====== RECORDS FOR THIS EXERCISE ======
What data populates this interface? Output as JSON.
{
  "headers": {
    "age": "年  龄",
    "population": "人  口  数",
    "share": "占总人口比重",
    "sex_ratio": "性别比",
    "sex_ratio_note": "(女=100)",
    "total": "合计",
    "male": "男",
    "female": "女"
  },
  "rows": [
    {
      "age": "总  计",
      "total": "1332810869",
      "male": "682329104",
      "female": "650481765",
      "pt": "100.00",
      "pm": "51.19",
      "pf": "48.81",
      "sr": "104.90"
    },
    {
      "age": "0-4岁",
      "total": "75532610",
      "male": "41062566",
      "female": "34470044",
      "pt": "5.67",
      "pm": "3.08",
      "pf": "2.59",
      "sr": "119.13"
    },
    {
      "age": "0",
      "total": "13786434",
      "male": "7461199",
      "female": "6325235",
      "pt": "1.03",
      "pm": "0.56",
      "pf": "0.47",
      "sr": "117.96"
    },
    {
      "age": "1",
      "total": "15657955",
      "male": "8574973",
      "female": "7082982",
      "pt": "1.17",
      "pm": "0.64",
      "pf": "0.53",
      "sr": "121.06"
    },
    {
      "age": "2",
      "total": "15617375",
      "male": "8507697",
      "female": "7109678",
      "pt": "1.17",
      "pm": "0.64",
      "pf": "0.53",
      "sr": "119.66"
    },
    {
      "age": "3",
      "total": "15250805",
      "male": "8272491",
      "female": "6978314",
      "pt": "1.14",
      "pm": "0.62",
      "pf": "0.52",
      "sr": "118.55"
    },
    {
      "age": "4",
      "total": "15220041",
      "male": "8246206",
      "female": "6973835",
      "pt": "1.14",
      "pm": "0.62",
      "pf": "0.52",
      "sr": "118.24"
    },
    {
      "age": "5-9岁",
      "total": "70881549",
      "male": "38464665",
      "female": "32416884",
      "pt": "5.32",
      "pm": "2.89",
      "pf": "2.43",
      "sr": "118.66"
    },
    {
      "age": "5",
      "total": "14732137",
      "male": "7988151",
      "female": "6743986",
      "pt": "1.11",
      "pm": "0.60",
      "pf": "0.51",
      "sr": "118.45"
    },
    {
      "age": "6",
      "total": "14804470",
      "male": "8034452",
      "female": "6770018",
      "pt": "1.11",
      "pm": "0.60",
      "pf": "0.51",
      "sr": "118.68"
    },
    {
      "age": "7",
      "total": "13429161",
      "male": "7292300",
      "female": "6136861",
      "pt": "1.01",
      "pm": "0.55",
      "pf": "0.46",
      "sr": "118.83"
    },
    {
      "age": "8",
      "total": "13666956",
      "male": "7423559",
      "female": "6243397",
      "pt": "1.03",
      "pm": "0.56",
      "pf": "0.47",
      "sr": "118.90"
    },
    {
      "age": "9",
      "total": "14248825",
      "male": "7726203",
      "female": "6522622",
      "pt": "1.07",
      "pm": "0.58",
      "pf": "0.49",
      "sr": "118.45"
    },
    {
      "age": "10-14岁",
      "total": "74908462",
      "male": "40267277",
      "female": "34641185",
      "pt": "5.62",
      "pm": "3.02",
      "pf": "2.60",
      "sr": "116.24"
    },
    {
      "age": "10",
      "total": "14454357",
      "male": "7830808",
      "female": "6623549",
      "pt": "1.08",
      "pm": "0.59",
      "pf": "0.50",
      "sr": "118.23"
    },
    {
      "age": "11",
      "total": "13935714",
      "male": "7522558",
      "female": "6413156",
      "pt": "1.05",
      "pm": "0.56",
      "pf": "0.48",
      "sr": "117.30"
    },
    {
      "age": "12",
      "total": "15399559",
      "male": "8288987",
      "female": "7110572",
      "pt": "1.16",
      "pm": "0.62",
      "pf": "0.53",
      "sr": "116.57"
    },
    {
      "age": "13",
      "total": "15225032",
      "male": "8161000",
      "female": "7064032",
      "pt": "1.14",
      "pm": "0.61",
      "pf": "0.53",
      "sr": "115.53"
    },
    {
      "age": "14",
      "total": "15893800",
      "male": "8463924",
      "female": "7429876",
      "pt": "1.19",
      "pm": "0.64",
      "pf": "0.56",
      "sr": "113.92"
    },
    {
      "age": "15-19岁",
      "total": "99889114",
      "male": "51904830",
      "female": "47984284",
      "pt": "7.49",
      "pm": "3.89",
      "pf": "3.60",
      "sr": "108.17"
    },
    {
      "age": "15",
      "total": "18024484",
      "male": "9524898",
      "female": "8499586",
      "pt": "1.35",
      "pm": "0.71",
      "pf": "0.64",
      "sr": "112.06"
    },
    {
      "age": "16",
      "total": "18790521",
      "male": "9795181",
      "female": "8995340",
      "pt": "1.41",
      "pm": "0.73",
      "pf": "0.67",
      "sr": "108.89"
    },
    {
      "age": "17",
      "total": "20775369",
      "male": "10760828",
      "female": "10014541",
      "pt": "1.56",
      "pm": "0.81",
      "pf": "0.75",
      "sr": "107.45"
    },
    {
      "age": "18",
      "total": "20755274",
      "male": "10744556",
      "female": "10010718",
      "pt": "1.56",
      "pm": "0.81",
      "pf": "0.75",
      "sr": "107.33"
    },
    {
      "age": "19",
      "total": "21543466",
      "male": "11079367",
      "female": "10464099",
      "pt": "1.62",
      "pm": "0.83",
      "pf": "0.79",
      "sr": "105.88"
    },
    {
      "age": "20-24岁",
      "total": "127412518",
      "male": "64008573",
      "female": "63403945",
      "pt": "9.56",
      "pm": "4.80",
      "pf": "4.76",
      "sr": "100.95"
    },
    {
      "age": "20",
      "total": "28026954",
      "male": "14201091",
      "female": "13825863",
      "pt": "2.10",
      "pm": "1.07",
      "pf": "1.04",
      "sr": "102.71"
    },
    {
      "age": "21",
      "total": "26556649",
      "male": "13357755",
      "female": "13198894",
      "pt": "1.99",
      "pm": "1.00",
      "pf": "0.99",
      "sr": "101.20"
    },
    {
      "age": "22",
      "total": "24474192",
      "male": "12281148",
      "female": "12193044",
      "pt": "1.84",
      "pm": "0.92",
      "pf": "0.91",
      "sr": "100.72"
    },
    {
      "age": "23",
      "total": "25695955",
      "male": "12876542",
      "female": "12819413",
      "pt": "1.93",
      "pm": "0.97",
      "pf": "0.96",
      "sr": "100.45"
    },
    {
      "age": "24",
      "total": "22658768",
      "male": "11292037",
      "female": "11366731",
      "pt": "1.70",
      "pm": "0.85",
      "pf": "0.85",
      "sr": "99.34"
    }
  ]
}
======
WORK TO COMPLETE: All entries must be repeated verbatim.

ANSWER TO THE EXERCISE:
What data populates this interface? Output as JSON.
{
  "headers": {
    "age": "年  龄",
    "population": "人  口  数",
    "share": "占总人口比重",
    "sex_ratio": "性别比",
    "sex_ratio_note": "(女=100)",
    "total": "合计",
    "male": "男",
    "female": "女"
  },
  "rows": [
    {
      "age": "总  计",
      "total": "1332810869",
      "male": "682329104",
      "female": "650481765",
      "pt": "100.00",
      "pm": "51.19",
      "pf": "48.81",
      "sr": "104.90"
    },
    {
      "age": "0-4岁",
      "total": "75532610",
      "male": "41062566",
      "female": "34470044",
      "pt": "5.67",
      "pm": "3.08",
      "pf": "2.59",
      "sr": "119.13"
    },
    {
      "age": "0",
      "total": "13786434",
      "male": "7461199",
      "female": "6325235",
      "pt": "1.03",
      "pm": "0.56",
      "pf": "0.47",
      "sr": "117.96"
    },
    {
      "age": "1",
      "total": "15657955",
      "male": "8574973",
      "female": "7082982",
      "pt": "1.17",
      "pm": "0.64",
      "pf": "0.53",
      "sr": "121.06"
    },
    {
      "age": "2",
      "total": "15617375",
      "male": "8507697",
      "female": "7109678",
      "pt": "1.17",
      "pm": "0.64",
      "pf": "0.53",
      "sr": "119.66"
    },
    {
      "age": "3",
      "total": "15250805",
      "male": "8272491",
      "female": "6978314",
      "pt": "1.14",
      "pm": "0.62",
      "pf": "0.52",
      "sr": "118.55"
    },
    {
      "age": "4",
      "total": "15220041",
      "male": "8246206",
      "female": "6973835",
      "pt": "1.14",
      "pm": "0.62",
      "pf": "0.52",
      "sr": "118.24"
    },
    {
      "age": "5-9岁",
      "total": "70881549",
      "male": "38464665",
      "female": "32416884",
      "pt": "5.32",
      "pm": "2.89",
      "pf": "2.43",
      "sr": "118.66"
    },
    {
      "age": "5",
      "total": "14732137",
      "male": "7988151",
      "female": "6743986",
      "pt": "1.11",
      "pm": "0.60",
      "pf": "0.51",
      "sr": "118.45"
    },
    {
      "age": "6",
      "total": "14804470",
      "male": "8034452",
      "female": "6770018",
      "pt": "1.11",
      "pm": "0.60",
      "pf": "0.51",
      "sr": "118.68"
    },
    {
      "age": "7",
      "total": "13429161",
      "male": "7292300",
      "female": "6136861",
      "pt": "1.01",
      "pm": "0.55",
      "pf": "0.46",
      "sr": "118.83"
    },
    {
      "age": "8",
      "total": "13666956",
      "male": "7423559",
      "female": "6243397",
      "pt": "1.03",
      "pm": "0.56",
      "pf": "0.47",
      "sr": "118.90"
    },
    {
      "age": "9",
      "total": "14248825",
      "male": "7726203",
      "female": "6522622",
      "pt": "1.07",
      "pm": "0.58",
      "pf": "0.49",
      "sr": "118.45"
    },
    {
      "age": "10-14岁",
      "total": "74908462",
      "male": "40267277",
      "female": "34641185",
      "pt": "5.62",
      "pm": "3.02",
      "pf": "2.60",
      "sr": "116.24"
    },
    {
      "age": "10",
      "total": "14454357",
      "male": "7830808",
      "female": "6623549",
      "pt": "1.08",
      "pm": "0.59",
      "pf": "0.50",
      "sr": "118.23"
    },
    {
      "age": "11",
      "total": "13935714",
      "male": "7522558",
      "female": "6413156",
      "pt": "1.05",
      "pm": "0.56",
      "pf": "0.48",
      "sr": "117.30"
    },
    {
      "age": "12",
      "total": "15399559",
      "male": "8288987",
      "female": "7110572",
      "pt": "1.16",
      "pm": "0.62",
      "pf": "0.53",
      "sr": "116.57"
    },
    {
      "age": "13",
      "total": "15225032",
      "male": "8161000",
      "female": "7064032",
      "pt": "1.14",
      "pm": "0.61",
      "pf": "0.53",
      "sr": "115.53"
    },
    {
      "age": "14",
      "total": "15893800",
      "male": "8463924",
      "female": "7429876",
      "pt": "1.19",
      "pm": "0.64",
      "pf": "0.56",
      "sr": "113.92"
    },
    {
      "age": "15-19岁",
      "total": "99889114",
      "male": "51904830",
      "female": "47984284",
      "pt": "7.49",
      "pm": "3.89",
      "pf": "3.60",
      "sr": "108.17"
    },
    {
      "age": "15",
      "total": "18024484",
      "male": "9524898",
      "female": "8499586",
      "pt": "1.35",
      "pm": "0.71",
      "pf": "0.64",
      "sr": "112.06"
    },
    {
      "age": "16",
      "total": "18790521",
      "male": "9795181",
      "female": "8995340",
      "pt": "1.41",
      "pm": "0.73",
      "pf": "0.67",
      "sr": "108.89"
    },
    {
      "age": "17",
      "total": "20775369",
      "male": "10760828",
      "female": "10014541",
      "pt": "1.56",
      "pm": "0.81",
      "pf": "0.75",
      "sr": "107.45"
    },
    {
      "age": "18",
      "total": "20755274",
      "male": "10744556",
      "female": "10010718",
      "pt": "1.56",
      "pm": "0.81",
      "pf": "0.75",
      "sr": "107.33"
    },
    {
      "age": "19",
      "total": "21543466",
      "male": "11079367",
      "female": "10464099",
      "pt": "1.62",
      "pm": "0.83",
      "pf": "0.79",
      "sr": "105.88"
    },
    {
      "age": "20-24岁",
      "total": "127412518",
      "male": "64008573",
      "female": "63403945",
      "pt": "9.56",
      "pm": "4.80",
      "pf": "4.76",
      "sr": "100.95"
    },
    {
      "age": "20",
      "total": "28026954",
      "male": "14201091",
      "female": "13825863",
      "pt": "2.10",
      "pm": "1.07",
      "pf": "1.04",
      "sr": "102.71"
    },
    {
      "age": "21",
      "total": "26556649",
      "male": "13357755",
      "female": "13198894",
      "pt": "1.99",
      "pm": "1.00",
      "pf": "0.99",
      "sr": "101.20"
    },
    {
      "age": "22",
      "total": "24474192",
      "male": "12281148",
      "female": "12193044",
      "pt": "1.84",
      "pm": "0.92",
      "pf": "0.91",
      "sr": "100.72"
    },
    {
      "age": "23",
      "total": "25695955",
      "male": "12876542",
      "female": "12819413",
      "pt": "1.93",
      "pm": "0.97",
      "pf": "0.96",
      "sr": "100.45"
    },
    {
      "age": "24",
      "total": "22658768",
      "male": "11292037",
      "female": "11366731",
      "pt": "1.70",
      "pm": "0.85",
      "pf": "0.85",
      "sr": "99.34"
    }
  ]
}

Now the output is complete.